*** Opening of DATA PROVIDED ***

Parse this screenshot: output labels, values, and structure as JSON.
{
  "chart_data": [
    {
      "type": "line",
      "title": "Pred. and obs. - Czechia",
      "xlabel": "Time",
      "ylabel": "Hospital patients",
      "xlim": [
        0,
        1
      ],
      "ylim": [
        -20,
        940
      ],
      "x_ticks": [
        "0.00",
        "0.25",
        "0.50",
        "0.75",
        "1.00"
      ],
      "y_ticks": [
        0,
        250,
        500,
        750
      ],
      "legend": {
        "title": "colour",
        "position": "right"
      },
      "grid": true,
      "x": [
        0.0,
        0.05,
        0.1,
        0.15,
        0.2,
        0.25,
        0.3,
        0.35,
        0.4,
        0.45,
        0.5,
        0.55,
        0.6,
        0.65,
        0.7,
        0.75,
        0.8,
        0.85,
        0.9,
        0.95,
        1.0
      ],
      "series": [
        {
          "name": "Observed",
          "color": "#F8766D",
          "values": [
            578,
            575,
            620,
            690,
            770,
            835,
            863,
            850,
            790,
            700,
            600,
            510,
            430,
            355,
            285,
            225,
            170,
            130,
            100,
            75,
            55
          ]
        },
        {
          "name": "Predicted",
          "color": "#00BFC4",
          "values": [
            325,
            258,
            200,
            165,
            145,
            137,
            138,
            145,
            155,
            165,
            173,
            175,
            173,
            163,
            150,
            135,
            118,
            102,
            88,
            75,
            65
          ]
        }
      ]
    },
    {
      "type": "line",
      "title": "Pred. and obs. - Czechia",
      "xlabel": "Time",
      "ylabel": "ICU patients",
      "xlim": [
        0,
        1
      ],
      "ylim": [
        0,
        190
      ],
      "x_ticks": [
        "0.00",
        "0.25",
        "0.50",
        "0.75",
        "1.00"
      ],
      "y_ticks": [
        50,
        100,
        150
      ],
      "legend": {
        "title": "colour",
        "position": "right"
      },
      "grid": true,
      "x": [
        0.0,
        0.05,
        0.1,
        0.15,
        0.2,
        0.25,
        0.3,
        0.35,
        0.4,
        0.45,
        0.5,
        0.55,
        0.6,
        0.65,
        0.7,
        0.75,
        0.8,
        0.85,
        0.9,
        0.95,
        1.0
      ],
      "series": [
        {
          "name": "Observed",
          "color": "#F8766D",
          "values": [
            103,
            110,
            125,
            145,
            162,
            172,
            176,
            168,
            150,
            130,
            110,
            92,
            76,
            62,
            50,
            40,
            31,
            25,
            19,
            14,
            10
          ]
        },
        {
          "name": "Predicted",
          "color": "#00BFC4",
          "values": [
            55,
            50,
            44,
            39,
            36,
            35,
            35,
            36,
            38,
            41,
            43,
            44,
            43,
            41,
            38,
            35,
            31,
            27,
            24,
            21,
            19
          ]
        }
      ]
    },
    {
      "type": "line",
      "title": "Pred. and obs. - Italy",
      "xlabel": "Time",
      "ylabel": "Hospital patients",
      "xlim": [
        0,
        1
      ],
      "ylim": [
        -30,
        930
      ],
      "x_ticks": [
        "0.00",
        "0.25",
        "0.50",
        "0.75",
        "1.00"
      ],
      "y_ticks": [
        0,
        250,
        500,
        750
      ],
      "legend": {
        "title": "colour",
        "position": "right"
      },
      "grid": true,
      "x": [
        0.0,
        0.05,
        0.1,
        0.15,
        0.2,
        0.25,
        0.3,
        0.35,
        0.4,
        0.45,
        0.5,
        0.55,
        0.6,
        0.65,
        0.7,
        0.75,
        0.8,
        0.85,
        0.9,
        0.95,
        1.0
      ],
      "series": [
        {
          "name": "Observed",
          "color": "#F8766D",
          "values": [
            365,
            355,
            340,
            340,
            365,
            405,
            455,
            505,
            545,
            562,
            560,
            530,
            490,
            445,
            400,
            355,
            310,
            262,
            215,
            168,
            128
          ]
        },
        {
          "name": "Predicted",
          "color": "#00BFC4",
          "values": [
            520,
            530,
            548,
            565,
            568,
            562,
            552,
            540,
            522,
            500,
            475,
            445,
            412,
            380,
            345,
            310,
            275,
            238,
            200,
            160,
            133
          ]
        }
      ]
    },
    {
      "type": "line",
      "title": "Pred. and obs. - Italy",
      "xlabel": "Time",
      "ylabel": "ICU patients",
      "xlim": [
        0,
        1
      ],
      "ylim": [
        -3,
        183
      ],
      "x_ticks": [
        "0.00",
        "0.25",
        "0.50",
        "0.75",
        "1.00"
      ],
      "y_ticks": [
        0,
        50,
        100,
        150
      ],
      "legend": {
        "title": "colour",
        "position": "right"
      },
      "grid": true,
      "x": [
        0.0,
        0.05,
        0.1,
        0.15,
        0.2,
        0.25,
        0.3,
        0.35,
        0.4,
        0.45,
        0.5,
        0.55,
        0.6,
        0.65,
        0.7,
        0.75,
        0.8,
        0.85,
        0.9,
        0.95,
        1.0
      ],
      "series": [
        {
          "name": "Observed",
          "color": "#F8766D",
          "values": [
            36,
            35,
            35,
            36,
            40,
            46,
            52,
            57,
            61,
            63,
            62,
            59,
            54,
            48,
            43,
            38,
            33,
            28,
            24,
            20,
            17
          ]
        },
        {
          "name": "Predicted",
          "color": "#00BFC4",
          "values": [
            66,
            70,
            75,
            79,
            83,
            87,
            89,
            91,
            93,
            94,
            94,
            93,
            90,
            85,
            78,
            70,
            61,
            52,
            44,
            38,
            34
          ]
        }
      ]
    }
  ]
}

*** Close of DATA PROVIDED ***

WORK TO BE COMPLETED:
Could the entries above be output once more, exactly as they are?

WORKED SOLUTION:
Parse this screenshot: output labels, values, and structure as JSON.
{
  "chart_data": [
    {
      "type": "line",
      "title": "Pred. and obs. - Czechia",
      "xlabel": "Time",
      "ylabel": "Hospital patients",
      "xlim": [
        0,
        1
      ],
      "ylim": [
        -20,
        940
      ],
      "x_ticks": [
        "0.00",
        "0.25",
        "0.50",
        "0.75",
        "1.00"
      ],
      "y_ticks": [
        0,
        250,
        500,
        750
      ],
      "legend": {
        "title": "colour",
        "position": "right"
      },
      "grid": true,
      "x": [
        0.0,
        0.05,
        0.1,
        0.15,
        0.2,
        0.25,
        0.3,
        0.35,
        0.4,
        0.45,
        0.5,
        0.55,
        0.6,
        0.65,
        0.7,
        0.75,
        0.8,
        0.85,
        0.9,
        0.95,
        1.0
      ],
      "series": [
        {
          "name": "Observed",
          "color": "#F8766D",
          "values": [
            578,
            575,
            620,
            690,
            770,
            835,
            863,
            850,
            790,
            700,
            600,
            510,
            430,
            355,
            285,
            225,
            170,
            130,
            100,
            75,
            55
          ]
        },
        {
          "name": "Predicted",
          "color": "#00BFC4",
          "values": [
            325,
            258,
            200,
            165,
            145,
            137,
            138,
            145,
            155,
            165,
            173,
            175,
            173,
            163,
            150,
            135,
            118,
            102,
            88,
            75,
            65
          ]
        }
      ]
    },
    {
      "type": "line",
      "title": "Pred. and obs. - Czechia",
      "xlabel": "Time",
      "ylabel": "ICU patients",
      "xlim": [
        0,
        1
      ],
      "ylim": [
        0,
        190
      ],
      "x_ticks": [
        "0.00",
        "0.25",
        "0.50",
        "0.75",
        "1.00"
      ],
      "y_ticks": [
        50,
        100,
        150
      ],
      "legend": {
        "title": "colour",
        "position": "right"
      },
      "grid": true,
      "x": [
        0.0,
        0.05,
        0.1,
        0.15,
        0.2,
        0.25,
        0.3,
        0.35,
        0.4,
        0.45,
        0.5,
        0.55,
        0.6,
        0.65,
        0.7,
        0.75,
        0.8,
        0.85,
        0.9,
        0.95,
        1.0
      ],
      "series": [
        {
          "name": "Observed",
          "color": "#F8766D",
          "values": [
            103,
            110,
            125,
            145,
            162,
            172,
            176,
            168,
            150,
            130,
            110,
            92,
            76,
            62,
            50,
            40,
            31,
            25,
            19,
            14,
            10
          ]
        },
        {
          "name": "Predicted",
          "color": "#00BFC4",
          "values": [
            55,
            50,
            44,
            39,
            36,
            35,
            35,
            36,
            38,
            41,
            43,
            44,
            43,
            41,
            38,
            35,
            31,
            27,
            24,
            21,
            19
          ]
        }
      ]
    },
    {
      "type": "line",
      "title": "Pred. and obs. - Italy",
      "xlabel": "Time",
      "ylabel": "Hospital patients",
      "xlim": [
        0,
        1
      ],
      "ylim": [
        -30,
        930
      ],
      "x_ticks": [
        "0.00",
        "0.25",
        "0.50",
        "0.75",
        "1.00"
      ],
      "y_ticks": [
        0,
        250,
        500,
        750
      ],
      "legend": {
        "title": "colour",
        "position": "right"
      },
      "grid": true,
      "x": [
        0.0,
        0.05,
        0.1,
        0.15,
        0.2,
        0.25,
        0.3,
        0.35,
        0.4,
        0.45,
        0.5,
        0.55,
        0.6,
        0.65,
        0.7,
        0.75,
        0.8,
        0.85,
        0.9,
        0.95,
        1.0
      ],
      "series": [
        {
          "name": "Observed",
          "color": "#F8766D",
          "values": [
            365,
            355,
            340,
            340,
            365,
            405,
            455,
            505,
            545,
            562,
            560,
            530,
            490,
            445,
            400,
            355,
            310,
            262,
            215,
            168,
            128
          ]
        },
        {
          "name": "Predicted",
          "color": "#00BFC4",
          "values": [
            520,
            530,
            548,
            565,
            568,
            562,
            552,
            540,
            522,
            500,
            475,
            445,
            412,
            380,
            345,
            310,
            275,
            238,
            200,
            160,
            133
          ]
        }
      ]
    },
    {
      "type": "line",
      "title": "Pred. and obs. - Italy",
      "xlabel": "Time",
      "ylabel": "ICU patients",
      "xlim": [
        0,
        1
      ],
      "ylim": [
        -3,
        183
      ],
      "x_ticks": [
        "0.00",
        "0.25",
        "0.50",
        "0.75",
        "1.00"
      ],
      "y_ticks": [
        0,
        50,
        100,
        150
      ],
      "legend": {
        "title": "colour",
        "position": "right"
      },
      "grid": true,
      "x": [
        0.0,
        0.05,
        0.1,
        0.15,
        0.2,
        0.25,
        0.3,
        0.35,
        0.4,
        0.45,
        0.5,
        0.55,
        0.6,
        0.65,
        0.7,
        0.75,
        0.8,
        0.85,
        0.9,
        0.95,
        1.0
      ],
      "series": [
        {
          "name": "Observed",
          "color": "#F8766D",
          "values": [
            36,
            35,
            35,
            36,
            40,
            46,
            52,
            57,
            61,
            63,
            62,
            59,
            54,
            48,
            43,
            38,
            33,
            28,
            24,
            20,
            17
          ]
        },
        {
          "name": "Predicted",
          "color": "#00BFC4",
          "values": [
            66,
            70,
            75,
            79,
            83,
            87,
            89,
            91,
            93,
            94,
            94,
            93,
            90,
            85,
            78,
            70,
            61,
            52,
            44,
            38,
            34
          ]
        }
      ]
    }
  ]
}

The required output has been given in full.